■ **Given passage**:
_ _ _
James Goudie QC examines a recent judgment of the Family President in relation to care proceedings and the right to liberty and security under Article 5 of the European Convention on Human Rights.
Re A-F (Children) (2018) EWHC 138 (Family) is a number of test cases listed before the President of the Family Division, Sir James Munby (pictured). They raise various substantive and procedural questions in relation to the interface between care proceedings brought in the Family Court pursuant to Part IV of the Children Act 1989 and the requirements of Article 5 of the Convention, specifically, the circumstances in which Article 5 is engaged in relation to a child in the care of the local authority and, where Article 5 is engaged, what procedures are required to ensure that there is no breach of the requirements of Articles 5(2)-(4).
_ _ _
■ **Dataset content**:
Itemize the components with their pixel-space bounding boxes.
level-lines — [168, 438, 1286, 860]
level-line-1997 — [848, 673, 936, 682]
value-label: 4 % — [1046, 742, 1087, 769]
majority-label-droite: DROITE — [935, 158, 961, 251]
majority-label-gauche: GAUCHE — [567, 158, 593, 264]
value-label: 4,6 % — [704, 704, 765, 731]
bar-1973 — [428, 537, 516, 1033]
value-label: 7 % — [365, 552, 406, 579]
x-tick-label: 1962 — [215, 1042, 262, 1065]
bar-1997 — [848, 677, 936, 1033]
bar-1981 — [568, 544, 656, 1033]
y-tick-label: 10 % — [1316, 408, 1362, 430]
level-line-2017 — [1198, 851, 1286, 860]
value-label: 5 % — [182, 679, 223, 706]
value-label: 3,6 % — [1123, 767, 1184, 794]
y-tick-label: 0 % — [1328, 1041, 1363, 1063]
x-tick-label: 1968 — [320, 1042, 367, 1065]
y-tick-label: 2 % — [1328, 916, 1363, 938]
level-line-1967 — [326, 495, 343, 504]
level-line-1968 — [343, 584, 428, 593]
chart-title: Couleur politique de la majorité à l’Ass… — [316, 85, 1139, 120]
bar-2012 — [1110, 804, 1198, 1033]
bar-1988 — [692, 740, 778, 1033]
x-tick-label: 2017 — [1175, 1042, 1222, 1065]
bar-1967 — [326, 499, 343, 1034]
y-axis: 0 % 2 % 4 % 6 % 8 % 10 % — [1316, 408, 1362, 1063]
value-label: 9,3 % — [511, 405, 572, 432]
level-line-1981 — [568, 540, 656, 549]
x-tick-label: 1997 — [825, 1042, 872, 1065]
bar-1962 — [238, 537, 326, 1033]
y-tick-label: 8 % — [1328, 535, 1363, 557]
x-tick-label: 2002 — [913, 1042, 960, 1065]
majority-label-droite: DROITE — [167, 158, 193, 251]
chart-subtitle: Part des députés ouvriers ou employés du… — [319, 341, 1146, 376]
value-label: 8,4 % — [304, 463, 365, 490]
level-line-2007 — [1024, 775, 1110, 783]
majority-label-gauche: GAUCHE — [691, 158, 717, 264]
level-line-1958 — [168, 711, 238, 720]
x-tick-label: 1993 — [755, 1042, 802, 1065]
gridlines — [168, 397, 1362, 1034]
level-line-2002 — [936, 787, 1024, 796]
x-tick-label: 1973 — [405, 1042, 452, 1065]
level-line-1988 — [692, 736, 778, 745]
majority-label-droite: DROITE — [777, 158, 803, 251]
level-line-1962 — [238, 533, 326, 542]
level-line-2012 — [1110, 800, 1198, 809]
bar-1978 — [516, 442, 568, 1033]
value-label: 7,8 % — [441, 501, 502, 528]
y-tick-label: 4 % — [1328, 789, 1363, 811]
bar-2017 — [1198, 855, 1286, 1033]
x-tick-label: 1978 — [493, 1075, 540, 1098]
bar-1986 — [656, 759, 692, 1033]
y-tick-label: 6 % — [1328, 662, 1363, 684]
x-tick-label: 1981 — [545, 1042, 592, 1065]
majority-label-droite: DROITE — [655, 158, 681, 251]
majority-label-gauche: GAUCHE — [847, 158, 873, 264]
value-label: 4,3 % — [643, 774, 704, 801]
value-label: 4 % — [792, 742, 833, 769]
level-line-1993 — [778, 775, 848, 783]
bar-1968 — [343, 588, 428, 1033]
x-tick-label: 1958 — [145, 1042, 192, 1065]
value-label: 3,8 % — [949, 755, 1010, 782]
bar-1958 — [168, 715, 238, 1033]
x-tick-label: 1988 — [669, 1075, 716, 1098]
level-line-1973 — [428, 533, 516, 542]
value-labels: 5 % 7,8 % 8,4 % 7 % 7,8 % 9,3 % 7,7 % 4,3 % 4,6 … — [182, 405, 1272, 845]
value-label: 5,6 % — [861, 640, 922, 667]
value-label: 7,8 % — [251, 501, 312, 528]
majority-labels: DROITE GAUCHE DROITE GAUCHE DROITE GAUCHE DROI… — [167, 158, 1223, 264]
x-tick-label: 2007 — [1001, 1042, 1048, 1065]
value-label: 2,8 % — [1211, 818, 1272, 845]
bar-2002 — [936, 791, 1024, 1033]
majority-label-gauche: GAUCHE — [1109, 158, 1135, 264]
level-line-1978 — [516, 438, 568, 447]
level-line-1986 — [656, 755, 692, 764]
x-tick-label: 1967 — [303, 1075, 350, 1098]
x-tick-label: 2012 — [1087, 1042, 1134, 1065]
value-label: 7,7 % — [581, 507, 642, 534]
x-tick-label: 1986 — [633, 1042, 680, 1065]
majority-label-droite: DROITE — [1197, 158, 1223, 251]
_ _ _
■ **Objective**:
Please continue the commentary on the Family President's judgment about care proceedings and Article 5, starting after its last sentence.

■ **Result for this exercise**:
The President dealt with the general principles from paragraphs 8 to 40 inclusive of his Judgment, the question of whether it is possible to identify a “minimum age” at paragraphs 41-44 inclusive, and process and procedure at paragraphs 46-53 inclusive, the interface with care proceedings at paragraph 54, and continuing review at paragraphs 55/56.
The framework within which the issues arising in these cases fell to be considered was the analysis of Article 5 set out by the Strasbourg Court in Storck v Germany (2005) 43 EHRR 96, paras 74, 89, repeated in Stanev v Bulgaria (2012) 55 EHRR 696, paragraphs 117, 120, and summarised in the Supreme Court by Lady Hale DPSC in Surrey County Council v P and others (Equality and Human Rights Commission and others intervening), Cheshire West and Chester Council v P and another (Same intervening)  UKSC 19,  AC 896 (Cheshire West), paragraph 37:
“… what is the essential character of a deprivation of liberty? … three components can be derived from Storck …, confirmed in Stanev …, as follows: (a) the objective component of confinement in a particular restricted place for a not negligible length of time; (b) the subjective component of lack of valid consent; and (c) the attribution of responsibility to the state.”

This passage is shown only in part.